◆ Problem details
Every line holding the string "gesagt" should be gathered.

Data entries:
──────

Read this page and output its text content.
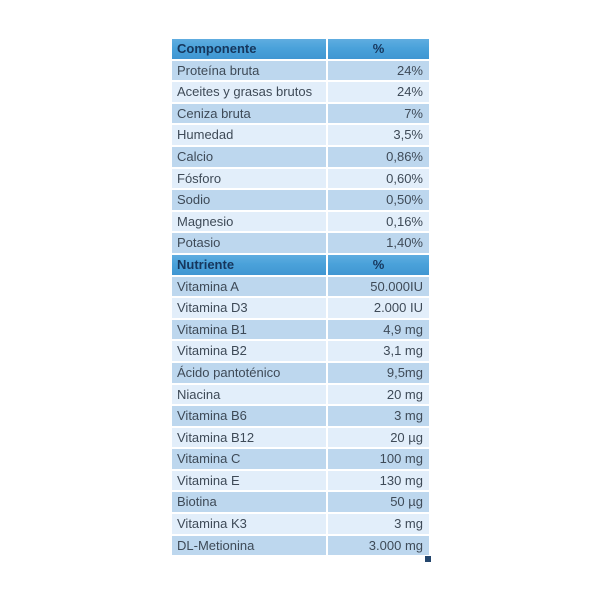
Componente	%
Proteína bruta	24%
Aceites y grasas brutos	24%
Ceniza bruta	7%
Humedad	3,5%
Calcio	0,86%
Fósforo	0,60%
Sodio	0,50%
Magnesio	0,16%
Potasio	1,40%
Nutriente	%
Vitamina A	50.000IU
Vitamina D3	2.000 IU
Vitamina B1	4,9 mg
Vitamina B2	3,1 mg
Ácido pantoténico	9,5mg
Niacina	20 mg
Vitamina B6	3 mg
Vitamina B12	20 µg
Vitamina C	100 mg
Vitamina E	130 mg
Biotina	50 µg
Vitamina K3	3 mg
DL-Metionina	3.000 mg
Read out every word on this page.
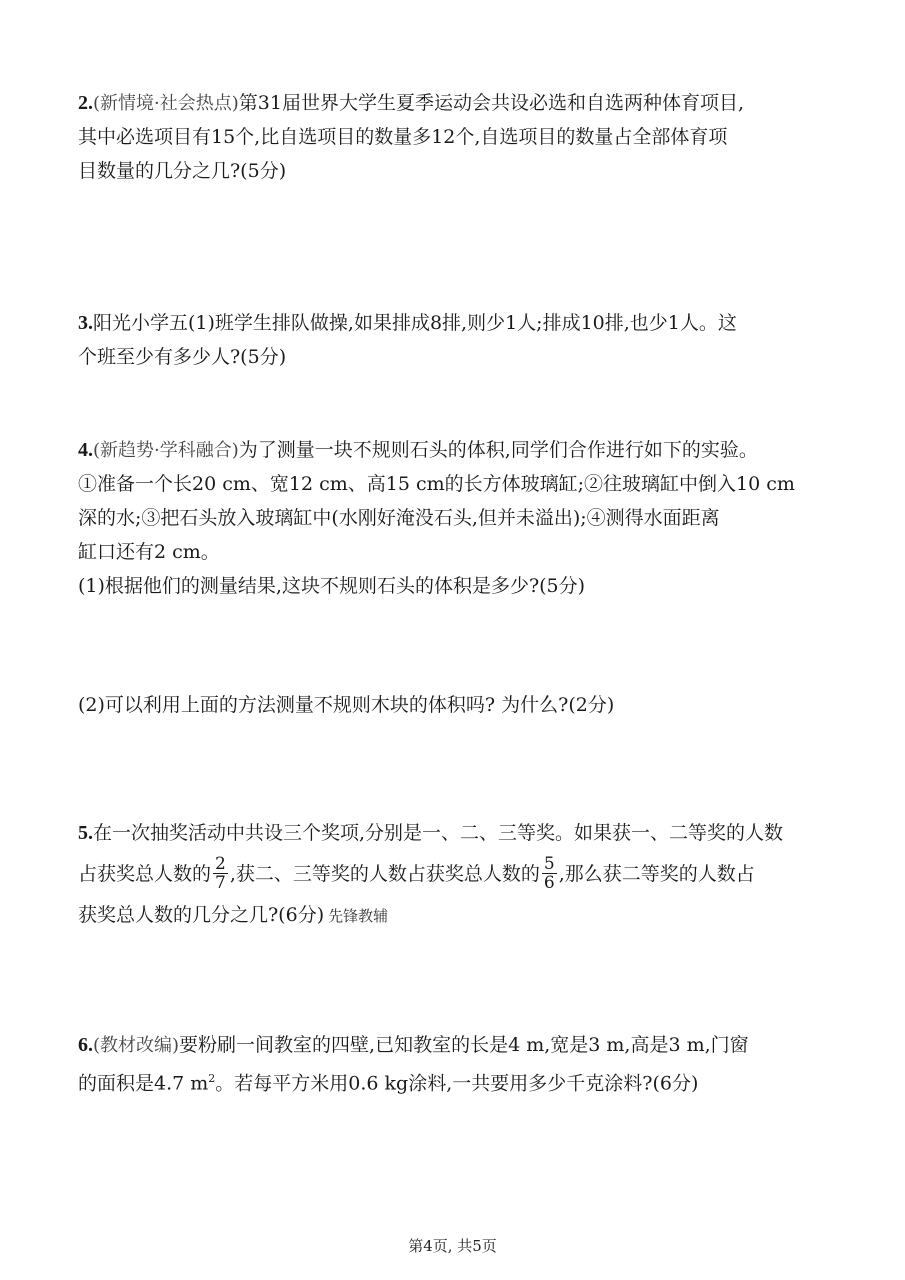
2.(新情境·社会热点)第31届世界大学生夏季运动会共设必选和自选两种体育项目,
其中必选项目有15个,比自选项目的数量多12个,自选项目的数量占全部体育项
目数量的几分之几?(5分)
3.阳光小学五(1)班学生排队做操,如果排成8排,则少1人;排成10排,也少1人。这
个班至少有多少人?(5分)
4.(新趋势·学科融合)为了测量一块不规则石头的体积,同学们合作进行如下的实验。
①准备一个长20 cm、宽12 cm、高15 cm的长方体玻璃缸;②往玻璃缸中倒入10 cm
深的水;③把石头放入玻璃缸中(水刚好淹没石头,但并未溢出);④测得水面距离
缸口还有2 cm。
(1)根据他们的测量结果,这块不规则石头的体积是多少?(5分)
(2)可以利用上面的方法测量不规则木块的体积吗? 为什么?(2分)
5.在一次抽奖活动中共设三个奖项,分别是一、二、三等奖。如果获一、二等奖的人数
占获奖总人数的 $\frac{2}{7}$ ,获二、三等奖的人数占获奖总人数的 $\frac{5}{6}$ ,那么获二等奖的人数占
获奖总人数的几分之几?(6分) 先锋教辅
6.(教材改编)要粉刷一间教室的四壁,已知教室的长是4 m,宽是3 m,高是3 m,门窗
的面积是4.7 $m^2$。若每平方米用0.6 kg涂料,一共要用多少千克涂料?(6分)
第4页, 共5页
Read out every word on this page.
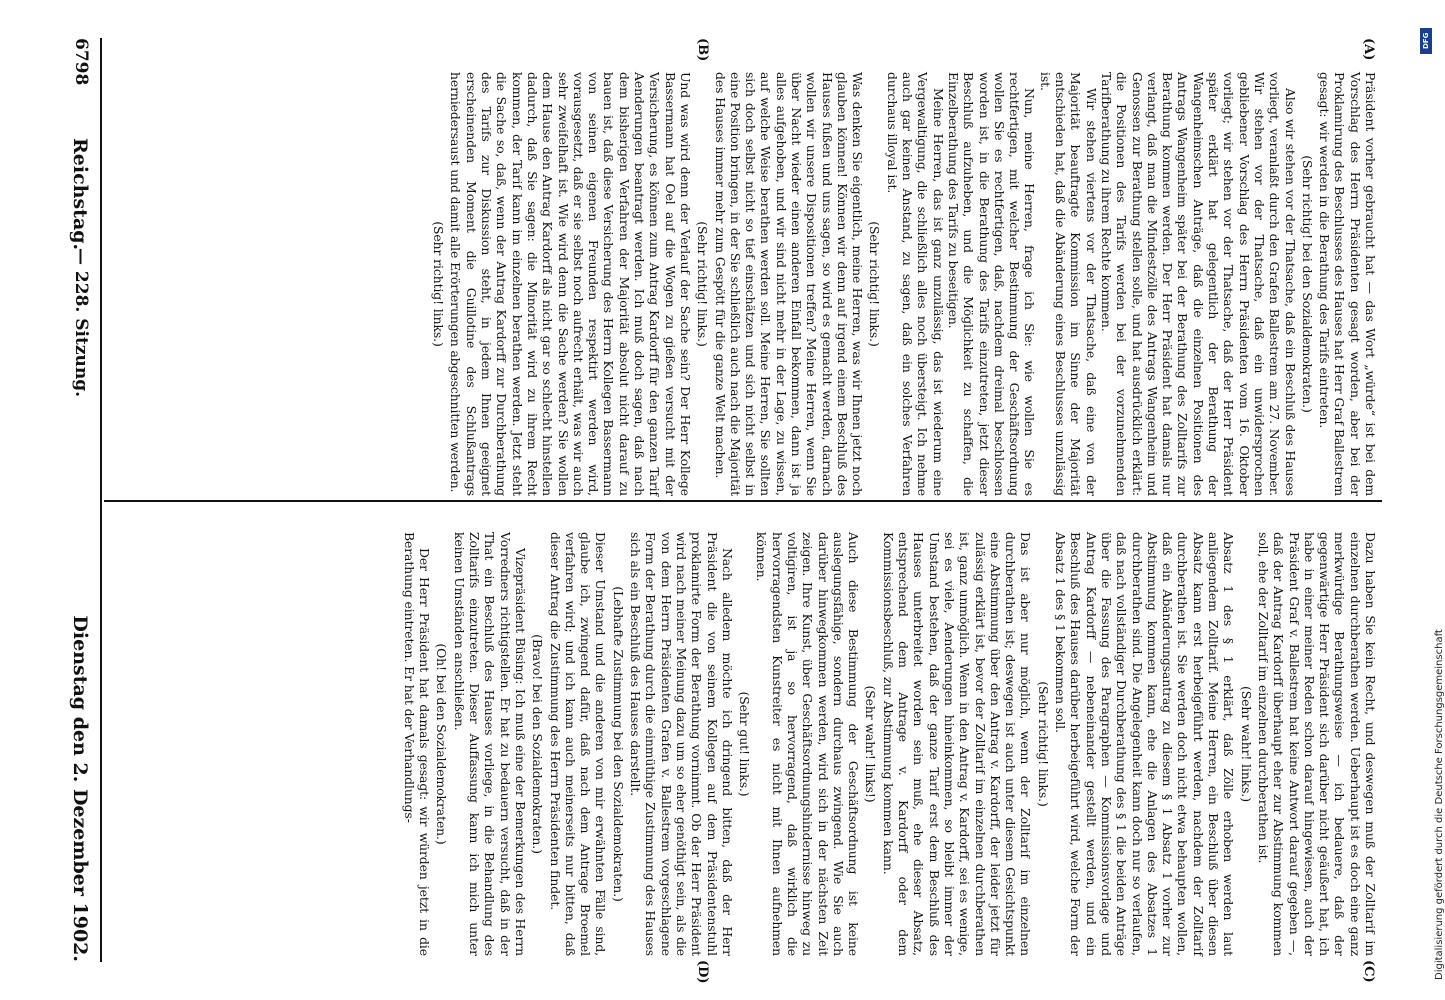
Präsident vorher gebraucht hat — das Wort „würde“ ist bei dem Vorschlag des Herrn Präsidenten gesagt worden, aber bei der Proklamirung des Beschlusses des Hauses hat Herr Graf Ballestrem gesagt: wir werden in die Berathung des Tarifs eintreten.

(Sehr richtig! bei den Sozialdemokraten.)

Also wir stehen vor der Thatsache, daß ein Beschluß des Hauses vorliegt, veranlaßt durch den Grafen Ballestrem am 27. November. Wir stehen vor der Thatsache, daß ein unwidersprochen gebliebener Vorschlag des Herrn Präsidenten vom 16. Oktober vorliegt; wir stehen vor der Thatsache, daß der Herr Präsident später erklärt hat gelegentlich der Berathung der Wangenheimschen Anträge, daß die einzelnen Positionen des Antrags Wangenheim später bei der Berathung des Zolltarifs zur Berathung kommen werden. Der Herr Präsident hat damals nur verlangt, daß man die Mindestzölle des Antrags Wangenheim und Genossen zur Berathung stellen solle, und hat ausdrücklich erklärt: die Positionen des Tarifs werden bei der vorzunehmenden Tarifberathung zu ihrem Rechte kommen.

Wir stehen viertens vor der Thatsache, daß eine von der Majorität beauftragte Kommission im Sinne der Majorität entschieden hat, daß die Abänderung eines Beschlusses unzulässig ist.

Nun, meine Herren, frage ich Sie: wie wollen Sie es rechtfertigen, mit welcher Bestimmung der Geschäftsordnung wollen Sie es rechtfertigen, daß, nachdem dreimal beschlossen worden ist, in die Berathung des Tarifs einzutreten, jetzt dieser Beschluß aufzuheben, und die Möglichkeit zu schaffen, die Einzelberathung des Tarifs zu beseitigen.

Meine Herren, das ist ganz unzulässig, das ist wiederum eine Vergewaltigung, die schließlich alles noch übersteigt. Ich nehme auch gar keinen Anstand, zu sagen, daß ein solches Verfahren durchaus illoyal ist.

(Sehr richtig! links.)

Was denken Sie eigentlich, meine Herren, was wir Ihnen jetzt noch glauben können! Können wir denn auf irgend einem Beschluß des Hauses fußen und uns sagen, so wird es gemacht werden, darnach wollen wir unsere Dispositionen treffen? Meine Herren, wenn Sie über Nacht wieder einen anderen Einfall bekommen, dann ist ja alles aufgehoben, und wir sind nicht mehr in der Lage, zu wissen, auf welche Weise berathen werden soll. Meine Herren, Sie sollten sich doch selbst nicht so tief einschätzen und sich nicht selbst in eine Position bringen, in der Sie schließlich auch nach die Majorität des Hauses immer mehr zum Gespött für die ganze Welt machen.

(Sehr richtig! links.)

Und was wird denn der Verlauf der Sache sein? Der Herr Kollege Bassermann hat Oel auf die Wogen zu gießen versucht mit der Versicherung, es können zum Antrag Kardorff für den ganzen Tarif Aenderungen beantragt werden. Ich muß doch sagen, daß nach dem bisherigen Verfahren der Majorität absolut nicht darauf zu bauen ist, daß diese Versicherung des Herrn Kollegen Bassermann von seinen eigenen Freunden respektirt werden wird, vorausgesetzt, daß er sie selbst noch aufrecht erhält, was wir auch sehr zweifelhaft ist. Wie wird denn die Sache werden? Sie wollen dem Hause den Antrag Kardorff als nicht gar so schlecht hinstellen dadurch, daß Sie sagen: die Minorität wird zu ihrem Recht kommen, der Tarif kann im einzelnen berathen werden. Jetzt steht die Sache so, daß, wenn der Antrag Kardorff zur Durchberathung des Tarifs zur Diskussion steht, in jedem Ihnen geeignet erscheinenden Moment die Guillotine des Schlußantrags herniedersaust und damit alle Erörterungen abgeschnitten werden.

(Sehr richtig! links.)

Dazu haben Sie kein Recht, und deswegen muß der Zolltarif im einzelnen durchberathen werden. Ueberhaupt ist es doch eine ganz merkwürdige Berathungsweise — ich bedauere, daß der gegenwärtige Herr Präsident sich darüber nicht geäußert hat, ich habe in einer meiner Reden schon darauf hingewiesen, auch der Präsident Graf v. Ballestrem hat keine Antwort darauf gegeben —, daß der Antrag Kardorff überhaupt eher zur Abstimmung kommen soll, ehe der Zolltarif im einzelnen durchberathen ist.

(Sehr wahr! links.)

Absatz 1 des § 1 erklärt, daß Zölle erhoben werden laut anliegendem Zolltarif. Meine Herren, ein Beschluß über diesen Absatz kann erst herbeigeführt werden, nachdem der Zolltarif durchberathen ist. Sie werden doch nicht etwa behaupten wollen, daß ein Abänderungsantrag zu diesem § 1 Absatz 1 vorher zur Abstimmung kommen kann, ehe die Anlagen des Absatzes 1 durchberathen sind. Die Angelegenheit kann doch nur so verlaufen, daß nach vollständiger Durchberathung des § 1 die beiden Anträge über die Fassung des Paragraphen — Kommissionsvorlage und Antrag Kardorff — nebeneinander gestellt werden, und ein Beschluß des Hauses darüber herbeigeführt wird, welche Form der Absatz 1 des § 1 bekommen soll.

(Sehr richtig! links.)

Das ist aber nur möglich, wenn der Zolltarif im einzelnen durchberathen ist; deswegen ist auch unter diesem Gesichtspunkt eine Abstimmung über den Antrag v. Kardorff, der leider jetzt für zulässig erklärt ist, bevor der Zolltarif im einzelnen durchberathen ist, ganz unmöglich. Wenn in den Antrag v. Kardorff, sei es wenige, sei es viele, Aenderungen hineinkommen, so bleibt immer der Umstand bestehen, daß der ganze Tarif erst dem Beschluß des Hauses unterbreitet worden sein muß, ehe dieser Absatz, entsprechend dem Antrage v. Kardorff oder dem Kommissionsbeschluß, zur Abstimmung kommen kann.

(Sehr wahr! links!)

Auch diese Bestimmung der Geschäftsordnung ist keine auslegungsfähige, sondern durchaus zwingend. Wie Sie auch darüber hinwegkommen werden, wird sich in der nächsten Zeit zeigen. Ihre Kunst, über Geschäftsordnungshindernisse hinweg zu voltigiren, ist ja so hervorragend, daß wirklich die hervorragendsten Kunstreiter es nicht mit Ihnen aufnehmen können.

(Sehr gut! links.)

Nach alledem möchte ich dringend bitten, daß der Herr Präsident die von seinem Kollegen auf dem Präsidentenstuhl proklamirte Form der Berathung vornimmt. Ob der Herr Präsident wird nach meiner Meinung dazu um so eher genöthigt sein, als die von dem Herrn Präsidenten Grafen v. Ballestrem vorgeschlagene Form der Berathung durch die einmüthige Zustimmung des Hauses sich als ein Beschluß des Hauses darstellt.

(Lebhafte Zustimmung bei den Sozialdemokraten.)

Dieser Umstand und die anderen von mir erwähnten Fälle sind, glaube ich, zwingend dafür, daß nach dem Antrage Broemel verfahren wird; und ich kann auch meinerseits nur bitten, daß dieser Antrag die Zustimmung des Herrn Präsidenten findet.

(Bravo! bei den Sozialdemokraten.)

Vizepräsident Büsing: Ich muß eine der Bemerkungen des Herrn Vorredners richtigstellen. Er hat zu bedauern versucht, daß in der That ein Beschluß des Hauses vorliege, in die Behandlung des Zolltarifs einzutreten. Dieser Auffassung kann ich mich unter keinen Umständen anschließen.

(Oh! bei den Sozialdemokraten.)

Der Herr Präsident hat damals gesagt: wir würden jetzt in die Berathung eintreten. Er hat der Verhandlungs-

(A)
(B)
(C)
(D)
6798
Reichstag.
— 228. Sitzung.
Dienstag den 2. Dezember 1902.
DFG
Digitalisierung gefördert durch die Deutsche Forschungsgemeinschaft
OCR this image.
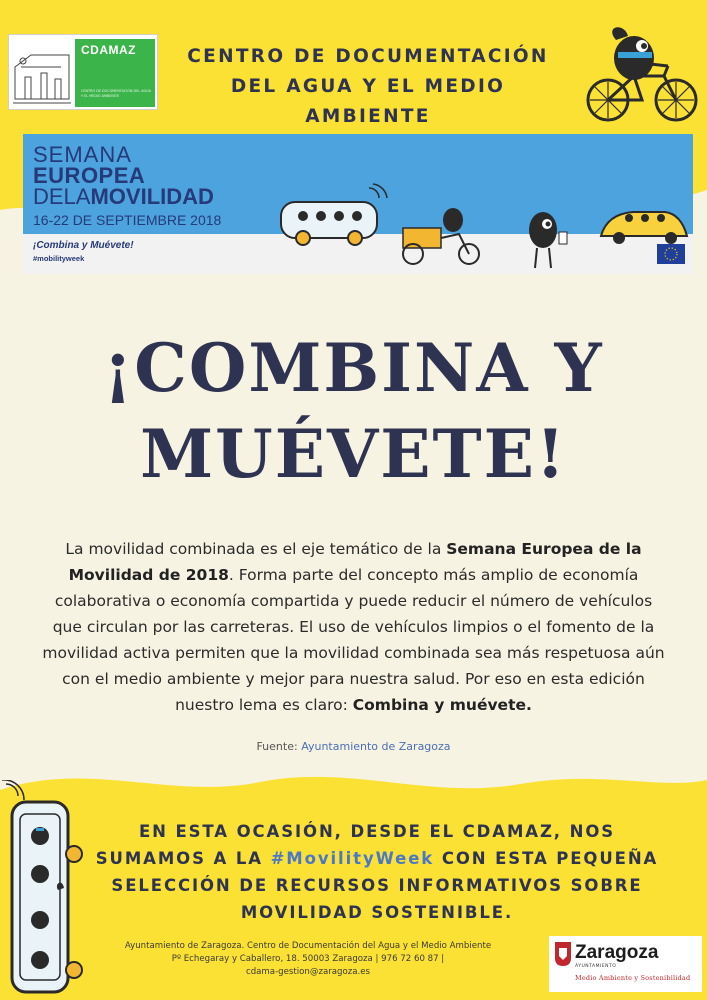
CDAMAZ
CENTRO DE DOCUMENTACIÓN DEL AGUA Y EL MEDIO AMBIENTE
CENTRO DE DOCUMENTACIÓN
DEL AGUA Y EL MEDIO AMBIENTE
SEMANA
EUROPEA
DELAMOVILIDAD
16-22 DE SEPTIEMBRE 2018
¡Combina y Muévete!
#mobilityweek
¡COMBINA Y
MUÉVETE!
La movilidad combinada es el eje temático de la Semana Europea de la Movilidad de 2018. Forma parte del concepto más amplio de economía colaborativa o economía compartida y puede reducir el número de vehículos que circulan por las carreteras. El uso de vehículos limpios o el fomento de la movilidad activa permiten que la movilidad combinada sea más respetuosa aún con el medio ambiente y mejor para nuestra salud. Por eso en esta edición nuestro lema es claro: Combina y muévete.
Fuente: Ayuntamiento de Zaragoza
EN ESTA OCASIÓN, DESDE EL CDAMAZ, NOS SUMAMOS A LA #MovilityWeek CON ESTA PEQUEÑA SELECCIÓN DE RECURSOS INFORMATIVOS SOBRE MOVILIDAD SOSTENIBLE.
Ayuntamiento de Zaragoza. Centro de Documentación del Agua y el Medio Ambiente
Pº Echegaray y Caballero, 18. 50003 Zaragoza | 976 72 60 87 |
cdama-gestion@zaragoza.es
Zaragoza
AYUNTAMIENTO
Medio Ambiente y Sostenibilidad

──────

◆ Full solution
Präsident vorher gebraucht hat — das Wort „würde“ ist bei dem Vorschlag des Herrn Präsidenten gesagt worden, aber bei der Proklamirung des Beschlusses des Hauses hat Herr Graf Ballestrem gesagt: wir werden in die Berathung des Tarifs eintreten.
Der Herr Präsident hat damals gesagt: wir würden jetzt in die Berathung eintreten. Er hat der Verhandlungs-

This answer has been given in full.